-- begin Available data --
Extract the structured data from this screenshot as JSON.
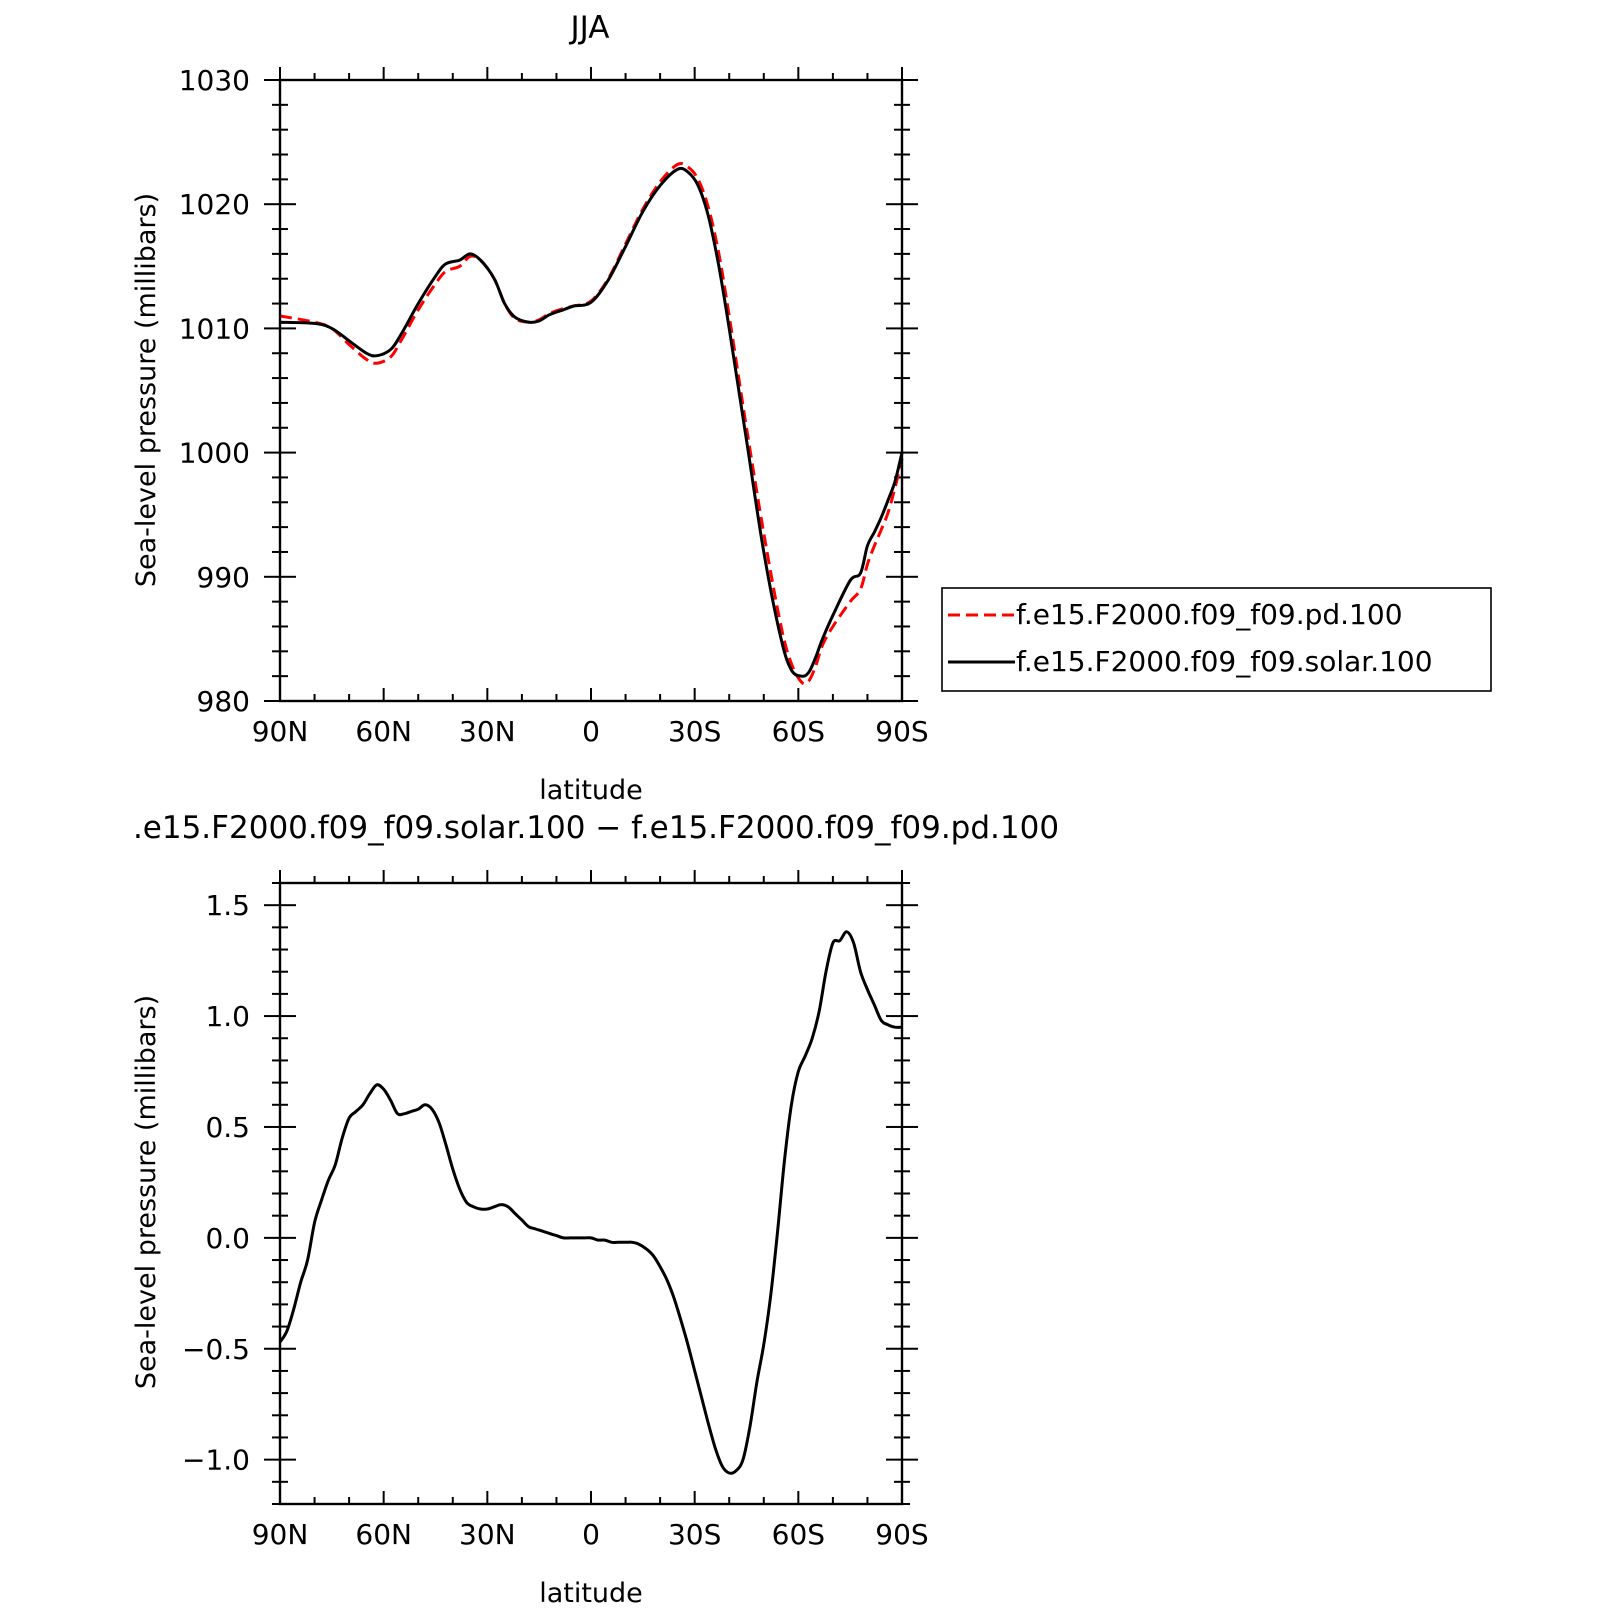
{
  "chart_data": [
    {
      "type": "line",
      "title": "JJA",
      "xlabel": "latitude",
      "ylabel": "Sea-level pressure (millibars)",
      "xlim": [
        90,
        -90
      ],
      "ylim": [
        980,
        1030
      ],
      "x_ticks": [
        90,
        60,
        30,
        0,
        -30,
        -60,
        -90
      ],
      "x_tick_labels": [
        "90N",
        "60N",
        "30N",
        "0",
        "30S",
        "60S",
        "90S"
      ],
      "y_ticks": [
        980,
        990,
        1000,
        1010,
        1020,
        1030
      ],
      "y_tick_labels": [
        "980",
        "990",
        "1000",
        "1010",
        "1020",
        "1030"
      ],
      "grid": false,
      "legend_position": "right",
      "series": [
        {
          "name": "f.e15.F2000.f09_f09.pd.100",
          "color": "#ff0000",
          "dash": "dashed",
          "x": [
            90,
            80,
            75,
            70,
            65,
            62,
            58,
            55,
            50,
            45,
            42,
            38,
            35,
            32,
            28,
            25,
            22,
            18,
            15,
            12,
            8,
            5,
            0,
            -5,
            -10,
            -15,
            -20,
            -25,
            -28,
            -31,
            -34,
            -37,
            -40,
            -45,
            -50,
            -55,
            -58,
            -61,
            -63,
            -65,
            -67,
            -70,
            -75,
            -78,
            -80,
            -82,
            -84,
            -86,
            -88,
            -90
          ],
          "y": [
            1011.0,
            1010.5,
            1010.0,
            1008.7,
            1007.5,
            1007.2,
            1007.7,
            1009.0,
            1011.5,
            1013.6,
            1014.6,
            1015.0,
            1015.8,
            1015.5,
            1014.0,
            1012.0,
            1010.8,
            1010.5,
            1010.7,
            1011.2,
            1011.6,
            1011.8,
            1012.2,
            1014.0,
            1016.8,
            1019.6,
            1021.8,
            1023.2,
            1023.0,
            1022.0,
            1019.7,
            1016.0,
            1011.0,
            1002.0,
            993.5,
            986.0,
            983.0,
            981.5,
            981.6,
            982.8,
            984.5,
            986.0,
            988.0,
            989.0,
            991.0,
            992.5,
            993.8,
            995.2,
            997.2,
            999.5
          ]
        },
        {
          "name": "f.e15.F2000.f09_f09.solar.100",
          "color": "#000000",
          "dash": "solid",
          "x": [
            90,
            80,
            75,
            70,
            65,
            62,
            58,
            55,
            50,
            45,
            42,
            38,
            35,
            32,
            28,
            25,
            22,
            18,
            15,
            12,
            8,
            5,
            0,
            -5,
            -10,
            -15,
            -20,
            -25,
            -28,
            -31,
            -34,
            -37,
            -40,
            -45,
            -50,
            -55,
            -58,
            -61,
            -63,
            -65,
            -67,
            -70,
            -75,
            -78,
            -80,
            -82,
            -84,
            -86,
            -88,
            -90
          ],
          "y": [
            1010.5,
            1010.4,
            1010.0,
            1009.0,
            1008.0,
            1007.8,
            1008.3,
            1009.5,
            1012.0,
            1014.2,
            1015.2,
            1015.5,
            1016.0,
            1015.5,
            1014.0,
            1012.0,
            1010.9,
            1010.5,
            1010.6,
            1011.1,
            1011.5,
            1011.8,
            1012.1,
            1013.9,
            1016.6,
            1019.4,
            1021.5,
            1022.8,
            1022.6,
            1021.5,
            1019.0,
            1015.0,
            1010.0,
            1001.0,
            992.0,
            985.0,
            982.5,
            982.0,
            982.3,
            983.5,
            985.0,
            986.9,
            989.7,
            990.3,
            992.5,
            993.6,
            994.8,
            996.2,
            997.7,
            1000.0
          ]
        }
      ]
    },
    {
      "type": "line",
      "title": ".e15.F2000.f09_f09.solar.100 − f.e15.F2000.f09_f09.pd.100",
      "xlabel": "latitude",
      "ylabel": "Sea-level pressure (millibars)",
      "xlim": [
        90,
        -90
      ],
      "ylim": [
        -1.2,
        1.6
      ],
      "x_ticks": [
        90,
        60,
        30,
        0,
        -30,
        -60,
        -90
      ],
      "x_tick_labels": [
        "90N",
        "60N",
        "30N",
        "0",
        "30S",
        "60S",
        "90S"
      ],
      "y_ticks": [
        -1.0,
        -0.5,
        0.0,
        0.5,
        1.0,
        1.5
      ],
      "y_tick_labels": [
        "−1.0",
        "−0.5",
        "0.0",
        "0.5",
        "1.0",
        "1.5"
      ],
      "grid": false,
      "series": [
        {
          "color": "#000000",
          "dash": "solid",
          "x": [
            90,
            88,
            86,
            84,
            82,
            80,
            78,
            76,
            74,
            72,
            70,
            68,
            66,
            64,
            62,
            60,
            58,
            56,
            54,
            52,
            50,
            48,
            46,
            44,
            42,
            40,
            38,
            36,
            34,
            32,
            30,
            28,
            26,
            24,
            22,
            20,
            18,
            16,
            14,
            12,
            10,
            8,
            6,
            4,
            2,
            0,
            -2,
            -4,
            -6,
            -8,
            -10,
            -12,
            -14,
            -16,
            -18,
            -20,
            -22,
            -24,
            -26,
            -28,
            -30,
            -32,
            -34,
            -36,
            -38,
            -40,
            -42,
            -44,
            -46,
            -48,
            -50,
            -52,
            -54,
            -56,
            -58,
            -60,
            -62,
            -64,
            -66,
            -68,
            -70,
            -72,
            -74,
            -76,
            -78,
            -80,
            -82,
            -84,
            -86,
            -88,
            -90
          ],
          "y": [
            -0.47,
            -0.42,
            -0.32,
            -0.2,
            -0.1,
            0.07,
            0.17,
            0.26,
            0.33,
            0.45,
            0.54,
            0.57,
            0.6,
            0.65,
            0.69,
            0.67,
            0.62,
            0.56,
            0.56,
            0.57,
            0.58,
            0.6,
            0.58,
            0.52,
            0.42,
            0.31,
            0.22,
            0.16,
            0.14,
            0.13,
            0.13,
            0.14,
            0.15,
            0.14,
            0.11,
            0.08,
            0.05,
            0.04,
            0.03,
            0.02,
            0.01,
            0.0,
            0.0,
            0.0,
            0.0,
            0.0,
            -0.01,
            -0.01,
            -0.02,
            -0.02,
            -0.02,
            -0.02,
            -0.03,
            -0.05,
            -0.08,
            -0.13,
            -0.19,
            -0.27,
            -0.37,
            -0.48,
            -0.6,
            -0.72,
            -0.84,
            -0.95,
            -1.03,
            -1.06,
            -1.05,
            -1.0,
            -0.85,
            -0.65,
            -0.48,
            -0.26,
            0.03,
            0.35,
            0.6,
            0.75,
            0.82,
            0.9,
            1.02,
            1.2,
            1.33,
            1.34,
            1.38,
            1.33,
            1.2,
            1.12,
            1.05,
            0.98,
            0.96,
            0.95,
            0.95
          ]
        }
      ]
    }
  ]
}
-- end Available data --
__What you need to do__. Report all lines of the data that include the word "solar".

__Result of this exercise__.
          "name": "f.e15.F2000.f09_f09.solar.100",
      "title": ".e15.F2000.f09_f09.solar.100 − f.e15.F2000.f09_f09.pd.100",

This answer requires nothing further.